COMPITO RICHIESTO. Scrivi il seguito del brano sulla Winterreise di Schubert riportato più sotto, riprendendo subito dopo la sua ultima frase.

BLOCCO DI TESTO.
Il senso della morte come destino ineluttabile, prefigurata dal "viaggio agli inferi" di Das Wirtshaus, trova un'altra immagine simbolica nelle frequenti citazioni di severa musica liturgica; del corale protestante Wachet auf in Im Dorfe, del Kyrie dalla messa di requiem gregoriana in Das Wirtshaus, del Sanctus dalla Deutsche Messe D. 872 dello stesso Schubert in Die Nebensonnen (battute 5-9).

La morte assume una sembianza penitenziale e gotica, alla Dürer, nell'ultimo Lied, Der Leiermann. Il suonatore d'organetto, che nessuno ascolta, nel cui piattino nessuno fa cadere una moneta, contro il quale i cani ringhiano, è il "fratello" in ispirito, colui al quale il viandante del ciclo schubertiano, con le parole di Müller, propone di adattare la musica dell'organetto ai "suoi versi". È la cornacchia in sembianze umane? O piuttosto, ancora una volta, il "Doppelgänger" al quale il viandante irrigidito dal gelo della stagione e dal gelo dell'anima dice: «Tu e io siamo la stessa persona»? Certo, i versi, affidati al povero suonatore, si perderanno nel nulla, così come si perde nel nulla la melodia quasi "aritmica", o ritmicamente disfatta, dell'ultimo Lied. Non ci stupisce che l'eco di un frammento della Winterreise, il finale di Der Lindenbaum, accompagni verso l'annientamento il protagonista Hans Castorp nel romanzo di Thomas Mann Der Zauberberg ("La montagna incantata").

ELENCO.

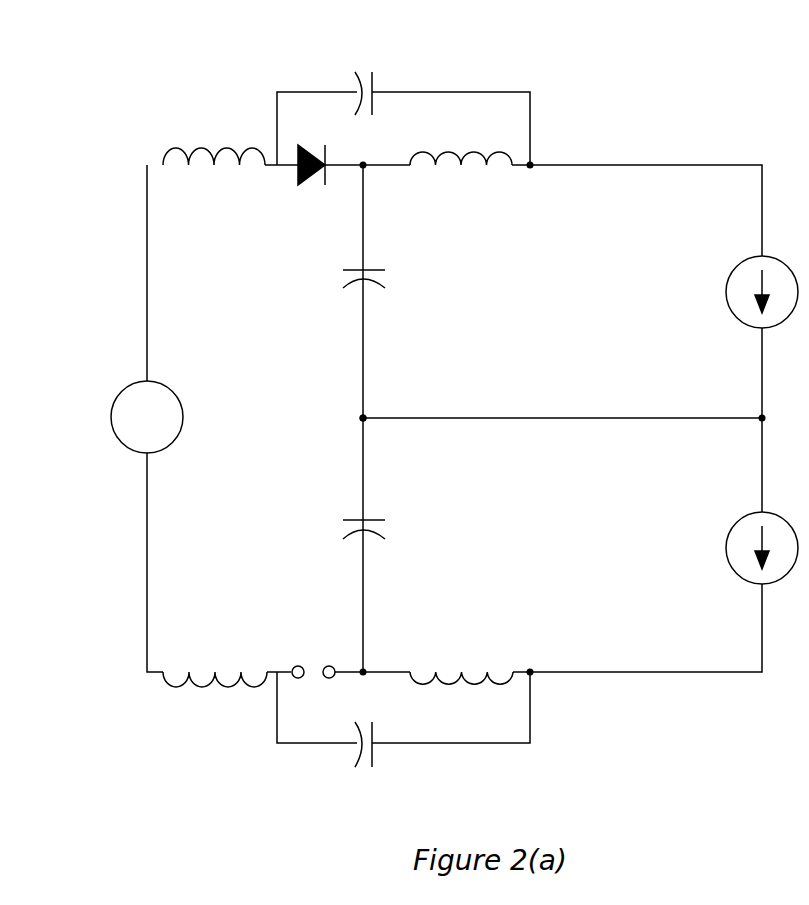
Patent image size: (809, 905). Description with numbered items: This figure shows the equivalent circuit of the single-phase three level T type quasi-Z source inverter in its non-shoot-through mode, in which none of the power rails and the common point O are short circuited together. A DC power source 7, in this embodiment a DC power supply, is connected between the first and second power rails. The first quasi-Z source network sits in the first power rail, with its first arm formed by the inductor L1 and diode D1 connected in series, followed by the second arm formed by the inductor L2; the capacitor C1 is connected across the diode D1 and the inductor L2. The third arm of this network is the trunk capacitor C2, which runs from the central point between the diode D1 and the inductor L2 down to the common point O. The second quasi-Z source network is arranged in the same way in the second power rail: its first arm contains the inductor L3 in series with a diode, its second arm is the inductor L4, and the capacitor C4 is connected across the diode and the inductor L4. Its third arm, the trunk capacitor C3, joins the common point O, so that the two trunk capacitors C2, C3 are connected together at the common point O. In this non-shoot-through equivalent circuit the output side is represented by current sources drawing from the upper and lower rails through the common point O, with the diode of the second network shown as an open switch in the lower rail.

The DC power source 7 is at (147, 417).
The inductor L1 is at (214, 191).
The diode D1 is at (311, 189).
The inductor L2 is at (461, 193).
The capacitor C1 is at (403, 99).
The trunk capacitor C2 is at (334, 284).
The trunk capacitor C3 is at (334, 538).
The capacitor C4 is at (403, 741).
The inductor L3 is at (215, 658).
The inductor L4 is at (461, 657).
The common point O is at (343, 419).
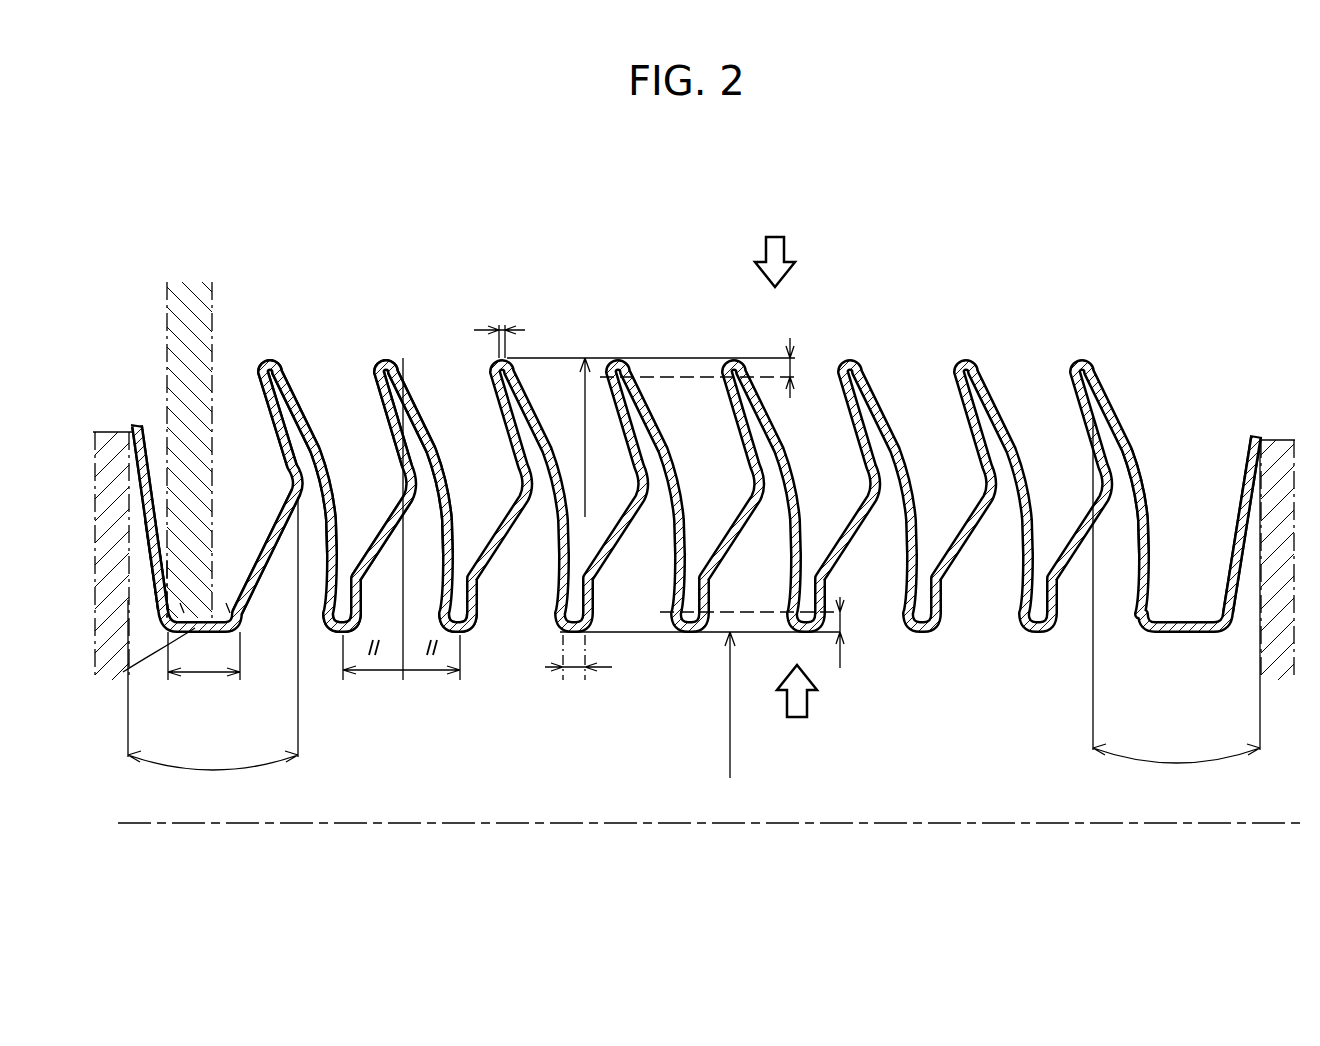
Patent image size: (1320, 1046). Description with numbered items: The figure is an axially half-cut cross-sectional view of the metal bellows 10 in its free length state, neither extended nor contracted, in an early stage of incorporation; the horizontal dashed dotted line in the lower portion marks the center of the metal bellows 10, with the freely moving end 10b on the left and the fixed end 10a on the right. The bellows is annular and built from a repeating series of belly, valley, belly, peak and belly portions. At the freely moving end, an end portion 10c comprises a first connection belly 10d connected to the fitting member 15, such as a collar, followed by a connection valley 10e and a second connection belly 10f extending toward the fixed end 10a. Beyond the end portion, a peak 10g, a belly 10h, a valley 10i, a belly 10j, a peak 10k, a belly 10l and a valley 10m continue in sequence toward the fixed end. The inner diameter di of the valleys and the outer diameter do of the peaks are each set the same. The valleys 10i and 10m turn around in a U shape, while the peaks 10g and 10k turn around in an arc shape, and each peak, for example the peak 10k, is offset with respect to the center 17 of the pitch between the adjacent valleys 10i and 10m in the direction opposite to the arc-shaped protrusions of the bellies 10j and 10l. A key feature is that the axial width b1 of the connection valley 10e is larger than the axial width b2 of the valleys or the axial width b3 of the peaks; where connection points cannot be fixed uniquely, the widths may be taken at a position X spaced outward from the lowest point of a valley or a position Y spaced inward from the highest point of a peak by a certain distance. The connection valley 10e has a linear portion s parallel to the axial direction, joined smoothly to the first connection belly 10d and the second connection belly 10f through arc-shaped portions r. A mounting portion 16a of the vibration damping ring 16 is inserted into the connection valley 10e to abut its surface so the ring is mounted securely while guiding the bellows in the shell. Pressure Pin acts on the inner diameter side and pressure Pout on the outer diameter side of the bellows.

The metal bellows 10 is at (922, 306).
The fixed end 10a is at (1248, 436).
The freely moving end 10b is at (135, 424).
The end portion 10c is at (694, 615).
The first connection belly 10d is at (152, 445).
The connection valley 10e is at (202, 619).
The second connection belly 10f is at (275, 458).
The peak 10g is at (277, 358).
The belly 10h is at (306, 438).
The valley 10i is at (343, 620).
The belly 10j is at (407, 480).
The peak 10k is at (388, 360).
The belly 10l is at (436, 467).
The valley 10m is at (460, 602).
The fitting member 15 is at (85, 465).
The vibration damping ring 16 is at (175, 292).
The mounting portion 16a is at (193, 547).
The center of the pitch 17 is at (403, 682).
The axial width of the connection valley b1 is at (204, 671).
The axial width of the valleys b2 is at (578, 674).
The axial width of the peaks b3 is at (499, 323).
The outer diameter of peaks do is at (651, 437).
The inner diameter of valleys di is at (700, 708).
The position X is at (755, 612).
The position Y is at (687, 378).
The linear portion s is at (147, 675).
The arc-shaped portion r is at (201, 594).
The pressure Pout is at (795, 242).
The pressure Pin is at (800, 714).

RISPOSTA ALL'ESERCIZIO.
Quirino Principe

Guida all'ascolto 2 (nota 2)

Die schöne Müllerin, im Winter zu lesen e Winterreise, sono i cicli poetici di Wilhelm Müller da cui Schubert trasse i suoi cicli di Lieder; musicando venti delle venticinque poesie di cui si compone il primo, e tutte e ventiquattro le poesie di cui si compone il secondo (delle quali si limitò a mutare leggermente l'ordine). Nato pochi mesi dopo Schubert, morto un anno prima dì luì, il poeta tedesco ebbe più di un punto in comune col musicista austriaco. Il quale probabilmente non scelse i testi di lui perché vi trovasse un livello poetico, fuori dell'ordinario ma, appunto, per le forti affinità del loro contenuto sentimentale con la sua ispirazione e addirittura la sua biografia.

Comunque, Schubert subì Müller come una sorta dì coup de foudre. Nel novembre 1823 gli capitò, di gettare lo sguardo, in casa d'un amico, su alcuni versi della Schöne Müllerin. Pochi minuti dopo aveva il volumetto in tasca, e la sera stessa i primi tre Lieder erano già sulla carta. La Winterreise seguì nel 1827: composta parte in febbraio parte in ottobre (quando Müller morì senza conoscerla).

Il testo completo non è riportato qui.